= ASSIGNMENT =
When the string "DNAse" is part of a line below, that line should be copied.

= DATA FOR PROCESSING =
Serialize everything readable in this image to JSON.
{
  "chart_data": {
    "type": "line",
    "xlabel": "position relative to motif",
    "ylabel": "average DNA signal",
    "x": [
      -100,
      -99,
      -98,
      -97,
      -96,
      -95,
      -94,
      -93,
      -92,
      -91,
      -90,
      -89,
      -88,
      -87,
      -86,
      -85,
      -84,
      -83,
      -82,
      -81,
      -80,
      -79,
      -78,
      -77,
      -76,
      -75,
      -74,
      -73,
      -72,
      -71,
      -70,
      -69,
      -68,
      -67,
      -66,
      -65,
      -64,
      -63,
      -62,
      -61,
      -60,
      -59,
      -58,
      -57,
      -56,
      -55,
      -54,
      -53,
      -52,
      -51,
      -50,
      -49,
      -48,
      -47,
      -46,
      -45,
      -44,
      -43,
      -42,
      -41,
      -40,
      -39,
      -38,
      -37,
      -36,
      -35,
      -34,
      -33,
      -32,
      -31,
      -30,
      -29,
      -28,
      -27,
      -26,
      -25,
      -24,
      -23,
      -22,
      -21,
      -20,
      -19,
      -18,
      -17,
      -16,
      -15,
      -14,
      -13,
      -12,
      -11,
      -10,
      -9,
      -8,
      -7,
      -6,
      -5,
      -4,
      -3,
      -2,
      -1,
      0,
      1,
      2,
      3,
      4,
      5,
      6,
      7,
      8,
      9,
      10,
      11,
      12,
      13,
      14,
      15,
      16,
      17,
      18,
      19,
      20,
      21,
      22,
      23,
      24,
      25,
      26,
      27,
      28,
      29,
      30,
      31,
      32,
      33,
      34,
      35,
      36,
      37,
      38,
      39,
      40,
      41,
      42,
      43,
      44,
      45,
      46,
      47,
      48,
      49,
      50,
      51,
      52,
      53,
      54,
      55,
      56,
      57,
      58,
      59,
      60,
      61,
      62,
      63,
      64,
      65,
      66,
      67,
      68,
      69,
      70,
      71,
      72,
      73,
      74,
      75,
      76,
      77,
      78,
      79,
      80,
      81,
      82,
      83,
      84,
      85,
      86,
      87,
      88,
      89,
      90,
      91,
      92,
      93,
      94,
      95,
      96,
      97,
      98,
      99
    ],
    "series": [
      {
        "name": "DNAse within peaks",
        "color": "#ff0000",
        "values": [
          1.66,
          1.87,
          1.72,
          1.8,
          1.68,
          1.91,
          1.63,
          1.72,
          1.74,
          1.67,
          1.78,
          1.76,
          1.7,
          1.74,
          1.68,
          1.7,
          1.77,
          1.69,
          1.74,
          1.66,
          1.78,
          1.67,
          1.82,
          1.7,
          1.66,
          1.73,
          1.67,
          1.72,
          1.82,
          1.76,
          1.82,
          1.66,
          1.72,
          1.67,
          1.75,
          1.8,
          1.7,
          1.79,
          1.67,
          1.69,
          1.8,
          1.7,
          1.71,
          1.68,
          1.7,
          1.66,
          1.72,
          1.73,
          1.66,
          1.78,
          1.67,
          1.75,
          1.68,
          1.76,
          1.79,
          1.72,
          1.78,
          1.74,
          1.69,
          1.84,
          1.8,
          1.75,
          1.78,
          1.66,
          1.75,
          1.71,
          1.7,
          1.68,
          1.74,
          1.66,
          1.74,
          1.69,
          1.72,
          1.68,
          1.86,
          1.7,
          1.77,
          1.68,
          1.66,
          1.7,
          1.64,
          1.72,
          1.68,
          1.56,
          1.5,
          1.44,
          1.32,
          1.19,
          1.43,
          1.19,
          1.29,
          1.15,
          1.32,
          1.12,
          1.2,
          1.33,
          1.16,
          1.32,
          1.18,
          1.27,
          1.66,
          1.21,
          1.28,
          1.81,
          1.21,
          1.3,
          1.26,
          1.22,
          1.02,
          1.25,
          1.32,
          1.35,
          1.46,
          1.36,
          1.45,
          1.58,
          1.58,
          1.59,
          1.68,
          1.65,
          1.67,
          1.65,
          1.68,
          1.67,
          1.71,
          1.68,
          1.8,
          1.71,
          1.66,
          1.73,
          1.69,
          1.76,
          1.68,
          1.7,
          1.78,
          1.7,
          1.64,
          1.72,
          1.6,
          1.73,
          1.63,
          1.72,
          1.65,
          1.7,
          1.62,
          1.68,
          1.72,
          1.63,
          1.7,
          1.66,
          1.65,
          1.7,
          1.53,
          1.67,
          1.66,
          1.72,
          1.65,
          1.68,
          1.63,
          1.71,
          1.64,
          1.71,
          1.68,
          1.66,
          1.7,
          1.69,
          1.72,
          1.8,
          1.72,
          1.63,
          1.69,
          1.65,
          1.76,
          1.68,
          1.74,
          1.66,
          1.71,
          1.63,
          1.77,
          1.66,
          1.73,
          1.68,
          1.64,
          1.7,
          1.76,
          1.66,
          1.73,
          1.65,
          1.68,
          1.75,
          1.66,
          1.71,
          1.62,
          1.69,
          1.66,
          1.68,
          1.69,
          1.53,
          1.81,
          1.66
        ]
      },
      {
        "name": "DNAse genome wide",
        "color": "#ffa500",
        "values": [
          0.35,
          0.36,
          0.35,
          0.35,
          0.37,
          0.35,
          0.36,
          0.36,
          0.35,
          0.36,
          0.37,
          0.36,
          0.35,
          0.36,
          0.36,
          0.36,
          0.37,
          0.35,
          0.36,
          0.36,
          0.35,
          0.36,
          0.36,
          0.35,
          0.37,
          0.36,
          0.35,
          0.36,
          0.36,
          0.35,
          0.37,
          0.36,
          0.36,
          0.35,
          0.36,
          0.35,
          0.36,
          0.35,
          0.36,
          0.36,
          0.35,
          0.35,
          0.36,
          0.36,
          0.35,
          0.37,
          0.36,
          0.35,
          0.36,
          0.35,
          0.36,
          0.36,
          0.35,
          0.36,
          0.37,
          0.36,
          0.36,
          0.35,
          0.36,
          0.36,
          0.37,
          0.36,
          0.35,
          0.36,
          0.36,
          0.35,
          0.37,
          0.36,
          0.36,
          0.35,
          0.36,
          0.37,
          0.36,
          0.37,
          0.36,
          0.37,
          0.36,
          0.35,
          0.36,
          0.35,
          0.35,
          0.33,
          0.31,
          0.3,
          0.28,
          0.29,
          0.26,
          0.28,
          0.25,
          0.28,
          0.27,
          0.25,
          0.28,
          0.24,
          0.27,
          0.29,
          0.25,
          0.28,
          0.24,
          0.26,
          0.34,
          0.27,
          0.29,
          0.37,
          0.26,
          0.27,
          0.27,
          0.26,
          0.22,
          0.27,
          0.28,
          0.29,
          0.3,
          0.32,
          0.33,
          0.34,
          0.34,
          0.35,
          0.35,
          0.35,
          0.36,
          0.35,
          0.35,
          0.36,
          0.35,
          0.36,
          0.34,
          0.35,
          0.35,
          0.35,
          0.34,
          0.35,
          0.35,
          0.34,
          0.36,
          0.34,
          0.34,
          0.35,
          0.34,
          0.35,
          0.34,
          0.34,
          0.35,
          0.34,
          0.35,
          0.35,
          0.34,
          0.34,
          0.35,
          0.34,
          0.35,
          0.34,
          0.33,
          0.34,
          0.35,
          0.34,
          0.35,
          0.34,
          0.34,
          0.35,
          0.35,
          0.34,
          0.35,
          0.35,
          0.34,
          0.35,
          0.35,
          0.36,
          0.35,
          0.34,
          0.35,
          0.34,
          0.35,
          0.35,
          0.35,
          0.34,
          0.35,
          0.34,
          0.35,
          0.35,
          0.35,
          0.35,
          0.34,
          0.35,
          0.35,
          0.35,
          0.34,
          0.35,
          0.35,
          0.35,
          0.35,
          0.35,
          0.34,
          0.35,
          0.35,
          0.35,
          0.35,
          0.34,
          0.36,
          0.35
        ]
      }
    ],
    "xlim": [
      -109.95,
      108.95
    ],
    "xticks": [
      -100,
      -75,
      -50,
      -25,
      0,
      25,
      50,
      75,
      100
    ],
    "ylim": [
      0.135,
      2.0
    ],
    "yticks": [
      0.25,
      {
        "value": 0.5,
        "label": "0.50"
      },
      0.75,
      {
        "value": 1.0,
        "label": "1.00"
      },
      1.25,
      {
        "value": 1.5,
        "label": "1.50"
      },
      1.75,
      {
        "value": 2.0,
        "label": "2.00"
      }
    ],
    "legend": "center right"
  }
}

= EXERCISE RESULT =
        "name": "DNAse within peaks",
        "name": "DNAse genome wide",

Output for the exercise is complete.